# COMPITI ASSEGNATI:
A. Riassumi in due frasi l'articolo sul processo a Marco Zizzo.
B. Ricopia senza modifiche il brano dell'articolo sul processo a Marco Zizzo che comincia con "Il 54enne marsalese Marco" e prosegue fino a "cioè la minaccia.".
C. Scrivi il seguito dell'articolo sul processo a Marco Zizzo, ripartendo dal punto in cui termina.

# TESTO DI PARTENZA:
::::
Il 54enne marsalese Marco Zizzo è stato condannato dal giudice monocratico Lorenzo Chiaramonte a un anno e mezzo di reclusione per estorsione in danno di due dipendenti del punto Snai di via dello Sbarco (angolo via Verdi), a Marsala. Contestualmente, però, Zizzo è stato assolto da altre due accuse: violenza privata e danneggiamento. A difenderlo è stato l’avvocato Antonino Rallo, che nella sua arringa ha evidenziato che manca, comunque, il presupposto fondamentale dell’estorsione. E cioè la minaccia.
“I dipendenti del Punto Snai – sottolinea il legale, preannunciando appello – hanno detto in aula che non si sentivano minacciati, ma che davano il denaro per consentire a Zizzo di continuare a giocare”. Per Zizzo, il pm aveva chiesto due anni di carcere. Secondo l’accusa, il 54enne marsalese, tra il 2009 e il 2010, avrebbe estorto denaro a due dipendenti del punto Snai, costringendoli anche, tra settembre e ottobre 2010, a staccare il monitor di una delle “slot machine”, in modo da farle sembrare non funzionanti agli altri clienti.
::::
# DATI FORNITI:
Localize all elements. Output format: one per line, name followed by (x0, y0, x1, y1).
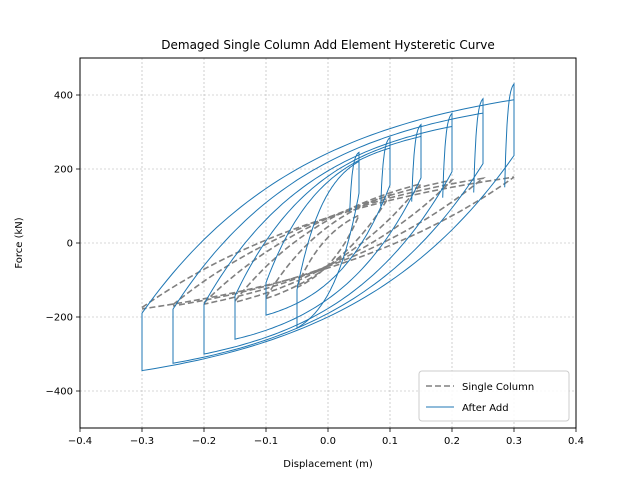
::::
# RISPOSTE SCRITTE:
A. Marco Zizzo, 54enne di Marsala, è stato condannato dal giudice monocratico Lorenzo Chiaramonte a un anno e mezzo di reclusione per estorsione ai danni di due dipendenti del punto Snai di via dello Sbarco, ma è stato assolto dalle accuse di violenza privata e danneggiamento. Il suo avvocato, Antonino Rallo, preannuncia appello e sostiene che manchi la minaccia, perché i dipendenti hanno dichiarato in aula di non essersi sentiti minacciati e di dargli il denaro per consentirgli di continuare a giocare.

B.
Il 54enne marsalese Marco Zizzo è stato condannato dal giudice monocratico Lorenzo Chiaramonte a un anno e mezzo di reclusione per estorsione in danno di due dipendenti del punto Snai di via dello Sbarco (angolo via Verdi), a Marsala. Contestualmente, però, Zizzo è stato assolto da altre due accuse: violenza privata e danneggiamento. A difenderlo è stato l’avvocato Antonino Rallo, che nella sua arringa ha evidenziato che manca, comunque, il presupposto fondamentale dell’estorsione. E cioè la minaccia.

C.
L’accusa più grave, naturalmente, era quella di estorsione, contestata in relazione a due episodi. Uno del febbraio 2009, l’altro del novembre 2010. Nel primo caso, Zizzo avrebbe costretto uno dei due dipendenti del punto Snai “minacciati”, Salvatore Lo Grasso (l’altro è Bruno Claudio Manfrè), a consegnarli 200 euro, nel secondo caso 500 euro. Nel decreto che, a suo tempo, ha disposto il giudizio si leggeva che in quel centro scommesse Marco Zizzo “si recava quotidianamente da circa quattro anni per giocare alle slot machine” e che se Lo Grasso e Manfrè “non avessero aderito alle sue richieste di denaro, avrebbe distrutto tutte le macchinette per poi appropriarsi dei soldi contenuti nei cassetti”.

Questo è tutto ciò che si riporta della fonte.